GOAL OF THE EXERCISE: Check every line of the entries for "reporter", and copy the lines that hold it.

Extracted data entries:

((

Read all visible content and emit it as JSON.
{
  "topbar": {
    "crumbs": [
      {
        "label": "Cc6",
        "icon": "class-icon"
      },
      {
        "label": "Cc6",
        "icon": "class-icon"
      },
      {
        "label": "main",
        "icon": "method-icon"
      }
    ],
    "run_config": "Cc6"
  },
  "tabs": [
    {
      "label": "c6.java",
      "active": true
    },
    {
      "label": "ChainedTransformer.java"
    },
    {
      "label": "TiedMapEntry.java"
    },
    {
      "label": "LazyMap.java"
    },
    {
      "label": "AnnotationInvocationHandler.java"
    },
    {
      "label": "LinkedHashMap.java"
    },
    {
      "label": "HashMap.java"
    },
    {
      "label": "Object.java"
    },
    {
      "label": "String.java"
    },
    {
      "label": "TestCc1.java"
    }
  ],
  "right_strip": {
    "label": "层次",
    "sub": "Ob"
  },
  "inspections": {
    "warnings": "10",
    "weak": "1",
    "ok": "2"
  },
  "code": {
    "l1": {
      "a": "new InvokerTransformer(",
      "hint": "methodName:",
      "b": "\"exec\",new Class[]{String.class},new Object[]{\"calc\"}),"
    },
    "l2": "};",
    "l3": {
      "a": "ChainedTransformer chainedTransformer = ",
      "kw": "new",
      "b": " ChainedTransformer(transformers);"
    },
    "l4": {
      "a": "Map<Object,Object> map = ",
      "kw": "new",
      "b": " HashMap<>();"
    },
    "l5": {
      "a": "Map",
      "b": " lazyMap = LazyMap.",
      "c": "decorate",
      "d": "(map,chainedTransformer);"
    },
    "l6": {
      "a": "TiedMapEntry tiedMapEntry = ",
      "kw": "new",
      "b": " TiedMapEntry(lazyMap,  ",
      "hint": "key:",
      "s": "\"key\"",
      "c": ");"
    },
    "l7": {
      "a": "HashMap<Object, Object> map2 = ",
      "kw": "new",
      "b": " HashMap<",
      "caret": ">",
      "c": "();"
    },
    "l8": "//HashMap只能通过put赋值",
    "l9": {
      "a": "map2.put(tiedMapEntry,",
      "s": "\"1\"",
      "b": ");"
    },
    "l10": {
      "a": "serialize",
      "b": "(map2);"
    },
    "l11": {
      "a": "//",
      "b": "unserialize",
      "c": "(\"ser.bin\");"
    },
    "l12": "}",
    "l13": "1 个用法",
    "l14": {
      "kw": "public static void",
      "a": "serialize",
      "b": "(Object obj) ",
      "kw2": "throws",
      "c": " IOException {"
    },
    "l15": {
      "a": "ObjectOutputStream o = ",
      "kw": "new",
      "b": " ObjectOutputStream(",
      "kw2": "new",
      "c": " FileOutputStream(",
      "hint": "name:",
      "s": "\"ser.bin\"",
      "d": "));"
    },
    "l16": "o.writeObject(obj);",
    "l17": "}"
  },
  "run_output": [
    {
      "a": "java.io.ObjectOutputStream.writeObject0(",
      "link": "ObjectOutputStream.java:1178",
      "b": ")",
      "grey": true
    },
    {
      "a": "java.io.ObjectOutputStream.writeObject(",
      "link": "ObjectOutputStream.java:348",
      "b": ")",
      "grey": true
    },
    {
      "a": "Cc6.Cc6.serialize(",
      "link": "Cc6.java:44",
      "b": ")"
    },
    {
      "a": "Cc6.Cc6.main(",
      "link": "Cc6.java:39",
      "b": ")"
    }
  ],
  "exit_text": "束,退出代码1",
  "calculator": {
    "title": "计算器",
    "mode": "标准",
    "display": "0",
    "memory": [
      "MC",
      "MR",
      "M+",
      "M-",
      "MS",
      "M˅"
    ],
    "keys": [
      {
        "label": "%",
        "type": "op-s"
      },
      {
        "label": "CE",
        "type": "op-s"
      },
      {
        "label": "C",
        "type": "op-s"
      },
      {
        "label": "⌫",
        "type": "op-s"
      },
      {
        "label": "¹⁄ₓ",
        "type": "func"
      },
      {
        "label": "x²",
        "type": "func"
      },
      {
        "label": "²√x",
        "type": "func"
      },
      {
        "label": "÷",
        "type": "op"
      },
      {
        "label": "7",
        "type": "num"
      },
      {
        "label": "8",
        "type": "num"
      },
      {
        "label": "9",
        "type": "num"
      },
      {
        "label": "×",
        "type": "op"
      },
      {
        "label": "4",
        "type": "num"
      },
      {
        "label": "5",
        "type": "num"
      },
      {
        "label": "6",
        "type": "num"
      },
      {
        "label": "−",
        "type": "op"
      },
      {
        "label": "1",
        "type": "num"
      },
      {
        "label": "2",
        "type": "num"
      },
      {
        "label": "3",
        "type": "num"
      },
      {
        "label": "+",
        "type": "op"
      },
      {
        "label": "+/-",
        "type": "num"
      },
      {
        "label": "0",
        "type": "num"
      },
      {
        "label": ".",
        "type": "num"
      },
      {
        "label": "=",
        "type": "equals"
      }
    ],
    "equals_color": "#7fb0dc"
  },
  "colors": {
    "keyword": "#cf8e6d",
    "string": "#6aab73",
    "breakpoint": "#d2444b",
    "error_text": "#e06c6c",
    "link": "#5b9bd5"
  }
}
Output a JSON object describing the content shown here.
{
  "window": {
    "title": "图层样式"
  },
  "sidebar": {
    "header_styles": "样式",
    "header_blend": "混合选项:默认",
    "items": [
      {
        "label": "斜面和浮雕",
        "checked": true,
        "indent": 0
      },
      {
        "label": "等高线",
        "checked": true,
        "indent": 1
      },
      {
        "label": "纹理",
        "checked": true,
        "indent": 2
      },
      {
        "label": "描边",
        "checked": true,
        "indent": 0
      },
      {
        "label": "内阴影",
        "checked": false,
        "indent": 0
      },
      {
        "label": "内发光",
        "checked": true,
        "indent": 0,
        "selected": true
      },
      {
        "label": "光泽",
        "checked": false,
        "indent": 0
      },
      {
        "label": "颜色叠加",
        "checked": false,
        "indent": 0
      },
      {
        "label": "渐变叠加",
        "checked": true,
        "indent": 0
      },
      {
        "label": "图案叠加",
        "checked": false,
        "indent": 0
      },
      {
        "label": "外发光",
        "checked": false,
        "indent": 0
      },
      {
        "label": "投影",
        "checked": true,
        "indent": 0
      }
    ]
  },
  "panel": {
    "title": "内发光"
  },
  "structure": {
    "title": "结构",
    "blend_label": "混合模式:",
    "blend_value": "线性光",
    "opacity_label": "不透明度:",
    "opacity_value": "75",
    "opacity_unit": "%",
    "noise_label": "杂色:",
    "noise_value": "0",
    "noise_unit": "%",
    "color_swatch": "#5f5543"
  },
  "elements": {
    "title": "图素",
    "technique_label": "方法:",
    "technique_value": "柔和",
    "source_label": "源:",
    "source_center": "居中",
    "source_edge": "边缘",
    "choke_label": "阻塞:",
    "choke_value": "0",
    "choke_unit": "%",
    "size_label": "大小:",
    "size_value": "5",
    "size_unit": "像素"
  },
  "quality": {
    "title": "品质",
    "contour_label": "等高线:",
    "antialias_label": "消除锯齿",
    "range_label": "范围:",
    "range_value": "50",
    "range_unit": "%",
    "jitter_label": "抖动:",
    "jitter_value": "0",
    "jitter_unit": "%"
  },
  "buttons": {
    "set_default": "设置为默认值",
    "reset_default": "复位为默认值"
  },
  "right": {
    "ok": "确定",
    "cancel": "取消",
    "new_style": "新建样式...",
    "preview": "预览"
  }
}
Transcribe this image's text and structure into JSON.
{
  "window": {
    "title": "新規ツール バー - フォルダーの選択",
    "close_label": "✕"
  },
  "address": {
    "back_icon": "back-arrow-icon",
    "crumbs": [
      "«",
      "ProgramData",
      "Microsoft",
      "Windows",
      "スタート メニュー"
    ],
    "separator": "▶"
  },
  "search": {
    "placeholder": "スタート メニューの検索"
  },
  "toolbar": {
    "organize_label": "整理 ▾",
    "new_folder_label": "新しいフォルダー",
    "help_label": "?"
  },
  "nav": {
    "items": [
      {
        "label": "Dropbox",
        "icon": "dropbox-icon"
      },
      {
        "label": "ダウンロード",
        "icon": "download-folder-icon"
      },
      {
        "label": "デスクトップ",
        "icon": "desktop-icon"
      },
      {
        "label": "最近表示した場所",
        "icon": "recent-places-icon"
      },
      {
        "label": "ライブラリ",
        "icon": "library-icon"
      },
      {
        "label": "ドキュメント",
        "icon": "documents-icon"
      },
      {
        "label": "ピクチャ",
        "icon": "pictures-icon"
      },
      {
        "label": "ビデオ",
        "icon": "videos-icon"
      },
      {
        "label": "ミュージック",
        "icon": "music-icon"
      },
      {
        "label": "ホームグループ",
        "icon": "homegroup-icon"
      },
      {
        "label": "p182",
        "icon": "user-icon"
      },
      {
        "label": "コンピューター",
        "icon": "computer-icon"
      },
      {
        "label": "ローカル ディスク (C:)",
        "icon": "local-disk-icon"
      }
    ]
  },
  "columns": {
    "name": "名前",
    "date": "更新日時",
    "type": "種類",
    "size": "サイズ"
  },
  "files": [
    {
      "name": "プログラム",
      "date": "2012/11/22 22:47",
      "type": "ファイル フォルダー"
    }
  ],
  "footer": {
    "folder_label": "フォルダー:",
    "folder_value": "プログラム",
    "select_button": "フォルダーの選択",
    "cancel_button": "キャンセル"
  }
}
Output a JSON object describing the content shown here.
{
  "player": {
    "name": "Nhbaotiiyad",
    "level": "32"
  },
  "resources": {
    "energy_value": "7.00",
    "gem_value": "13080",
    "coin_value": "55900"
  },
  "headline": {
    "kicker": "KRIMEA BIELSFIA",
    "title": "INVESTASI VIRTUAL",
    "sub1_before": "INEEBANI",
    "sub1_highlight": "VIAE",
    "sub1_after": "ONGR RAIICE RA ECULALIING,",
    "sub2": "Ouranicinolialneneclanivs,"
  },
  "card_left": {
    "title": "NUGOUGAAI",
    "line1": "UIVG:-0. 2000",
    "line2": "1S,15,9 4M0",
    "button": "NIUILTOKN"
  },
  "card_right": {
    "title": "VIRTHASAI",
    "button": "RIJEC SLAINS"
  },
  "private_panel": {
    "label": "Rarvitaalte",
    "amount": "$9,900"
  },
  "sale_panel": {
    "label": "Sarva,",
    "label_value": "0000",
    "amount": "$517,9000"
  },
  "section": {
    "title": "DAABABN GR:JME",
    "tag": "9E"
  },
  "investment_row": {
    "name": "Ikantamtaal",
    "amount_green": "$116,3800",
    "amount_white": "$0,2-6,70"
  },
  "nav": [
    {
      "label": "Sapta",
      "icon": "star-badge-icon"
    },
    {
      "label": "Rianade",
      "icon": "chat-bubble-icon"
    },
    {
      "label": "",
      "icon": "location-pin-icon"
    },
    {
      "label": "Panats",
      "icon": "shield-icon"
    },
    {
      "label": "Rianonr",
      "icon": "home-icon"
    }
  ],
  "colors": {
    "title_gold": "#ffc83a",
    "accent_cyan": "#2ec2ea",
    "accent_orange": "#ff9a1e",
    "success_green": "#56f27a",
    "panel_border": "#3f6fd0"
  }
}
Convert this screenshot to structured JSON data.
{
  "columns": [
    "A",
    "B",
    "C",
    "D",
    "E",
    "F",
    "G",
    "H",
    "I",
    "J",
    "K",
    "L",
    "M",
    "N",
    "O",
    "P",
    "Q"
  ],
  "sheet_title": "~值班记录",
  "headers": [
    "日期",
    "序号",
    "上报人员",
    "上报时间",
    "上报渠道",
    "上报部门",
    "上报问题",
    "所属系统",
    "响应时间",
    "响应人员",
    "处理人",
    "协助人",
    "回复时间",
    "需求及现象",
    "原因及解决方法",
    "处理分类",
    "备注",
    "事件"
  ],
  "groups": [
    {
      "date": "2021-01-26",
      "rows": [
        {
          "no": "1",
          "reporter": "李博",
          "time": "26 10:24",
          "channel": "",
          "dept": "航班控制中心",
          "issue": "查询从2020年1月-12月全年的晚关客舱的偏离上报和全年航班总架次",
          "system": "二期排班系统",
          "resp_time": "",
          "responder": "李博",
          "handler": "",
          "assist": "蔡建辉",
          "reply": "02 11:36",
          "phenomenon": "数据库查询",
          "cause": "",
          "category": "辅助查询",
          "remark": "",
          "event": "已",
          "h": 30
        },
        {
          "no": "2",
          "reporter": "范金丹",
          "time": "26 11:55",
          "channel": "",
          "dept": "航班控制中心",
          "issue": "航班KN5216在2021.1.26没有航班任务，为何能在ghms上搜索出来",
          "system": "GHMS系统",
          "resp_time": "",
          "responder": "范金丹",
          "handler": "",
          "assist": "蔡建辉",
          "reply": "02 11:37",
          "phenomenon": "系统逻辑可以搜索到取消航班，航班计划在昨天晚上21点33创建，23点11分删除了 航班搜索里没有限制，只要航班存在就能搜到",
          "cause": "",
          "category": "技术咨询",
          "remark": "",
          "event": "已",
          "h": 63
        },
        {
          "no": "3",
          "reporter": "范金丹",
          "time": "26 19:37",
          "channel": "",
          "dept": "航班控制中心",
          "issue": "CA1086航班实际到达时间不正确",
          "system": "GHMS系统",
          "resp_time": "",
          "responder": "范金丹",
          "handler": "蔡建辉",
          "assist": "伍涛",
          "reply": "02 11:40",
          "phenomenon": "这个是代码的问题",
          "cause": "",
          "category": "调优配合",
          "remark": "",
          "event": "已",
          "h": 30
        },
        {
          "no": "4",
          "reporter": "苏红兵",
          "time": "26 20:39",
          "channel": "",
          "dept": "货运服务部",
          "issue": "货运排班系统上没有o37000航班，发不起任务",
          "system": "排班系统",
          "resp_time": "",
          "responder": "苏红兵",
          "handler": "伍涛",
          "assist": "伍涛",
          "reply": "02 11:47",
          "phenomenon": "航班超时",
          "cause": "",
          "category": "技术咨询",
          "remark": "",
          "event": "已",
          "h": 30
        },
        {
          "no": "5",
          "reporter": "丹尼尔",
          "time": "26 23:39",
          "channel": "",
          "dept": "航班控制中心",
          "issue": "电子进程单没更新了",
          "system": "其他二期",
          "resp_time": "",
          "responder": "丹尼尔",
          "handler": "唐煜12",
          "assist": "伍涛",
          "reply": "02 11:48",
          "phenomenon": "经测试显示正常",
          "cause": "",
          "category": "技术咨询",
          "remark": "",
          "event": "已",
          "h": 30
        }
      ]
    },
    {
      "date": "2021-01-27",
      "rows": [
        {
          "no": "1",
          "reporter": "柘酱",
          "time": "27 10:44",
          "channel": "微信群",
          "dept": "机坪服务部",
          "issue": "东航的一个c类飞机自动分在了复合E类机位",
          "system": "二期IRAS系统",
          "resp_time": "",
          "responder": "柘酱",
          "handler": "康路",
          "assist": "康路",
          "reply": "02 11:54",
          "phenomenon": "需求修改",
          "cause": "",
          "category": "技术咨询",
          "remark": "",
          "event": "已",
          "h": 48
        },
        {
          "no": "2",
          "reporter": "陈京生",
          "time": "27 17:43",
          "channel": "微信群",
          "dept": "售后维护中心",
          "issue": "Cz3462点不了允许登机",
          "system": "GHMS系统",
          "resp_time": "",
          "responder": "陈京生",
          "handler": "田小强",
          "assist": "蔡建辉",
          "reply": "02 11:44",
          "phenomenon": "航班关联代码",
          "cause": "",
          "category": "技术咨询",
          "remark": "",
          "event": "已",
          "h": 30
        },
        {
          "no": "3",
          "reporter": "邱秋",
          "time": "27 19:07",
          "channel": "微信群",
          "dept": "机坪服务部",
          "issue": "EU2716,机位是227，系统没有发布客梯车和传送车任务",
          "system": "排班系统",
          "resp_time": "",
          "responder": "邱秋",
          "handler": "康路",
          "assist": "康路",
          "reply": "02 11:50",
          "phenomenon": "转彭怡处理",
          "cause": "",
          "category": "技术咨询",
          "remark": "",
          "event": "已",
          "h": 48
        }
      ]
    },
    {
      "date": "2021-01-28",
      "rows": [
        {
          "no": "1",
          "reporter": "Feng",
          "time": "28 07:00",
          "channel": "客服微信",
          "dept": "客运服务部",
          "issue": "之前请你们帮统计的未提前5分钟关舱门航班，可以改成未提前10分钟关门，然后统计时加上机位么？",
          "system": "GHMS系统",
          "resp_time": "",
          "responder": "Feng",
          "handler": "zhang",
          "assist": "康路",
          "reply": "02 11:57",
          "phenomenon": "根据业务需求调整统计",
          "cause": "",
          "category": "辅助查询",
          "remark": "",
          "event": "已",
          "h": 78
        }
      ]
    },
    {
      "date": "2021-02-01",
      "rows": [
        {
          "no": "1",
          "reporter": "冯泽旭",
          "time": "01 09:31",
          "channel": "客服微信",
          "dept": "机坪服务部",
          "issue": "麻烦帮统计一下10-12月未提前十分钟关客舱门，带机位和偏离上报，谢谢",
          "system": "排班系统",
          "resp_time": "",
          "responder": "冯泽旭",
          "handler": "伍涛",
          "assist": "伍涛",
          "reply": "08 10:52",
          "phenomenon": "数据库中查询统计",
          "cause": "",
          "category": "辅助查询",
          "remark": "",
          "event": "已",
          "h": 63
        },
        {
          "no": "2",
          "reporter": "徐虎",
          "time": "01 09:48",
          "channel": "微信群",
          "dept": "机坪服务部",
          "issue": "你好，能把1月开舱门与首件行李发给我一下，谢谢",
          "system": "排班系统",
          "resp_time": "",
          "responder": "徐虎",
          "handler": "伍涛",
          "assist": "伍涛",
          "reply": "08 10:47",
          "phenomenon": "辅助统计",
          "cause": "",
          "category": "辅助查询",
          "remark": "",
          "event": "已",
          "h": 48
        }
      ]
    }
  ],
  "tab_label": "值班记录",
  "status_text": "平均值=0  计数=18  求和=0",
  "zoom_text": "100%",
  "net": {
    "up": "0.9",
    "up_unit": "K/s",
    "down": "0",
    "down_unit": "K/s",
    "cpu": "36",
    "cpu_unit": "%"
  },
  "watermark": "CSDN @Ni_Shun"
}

))

OUTPUT FOR THIS EXERCISE:
          "reporter": "李博",
          "reporter": "范金丹",
          "reporter": "范金丹",
          "reporter": "苏红兵",
          "reporter": "丹尼尔",
          "reporter": "柘酱",
          "reporter": "陈京生",
          "reporter": "邱秋",
          "reporter": "Feng",
          "reporter": "冯泽旭",
          "reporter": "徐虎",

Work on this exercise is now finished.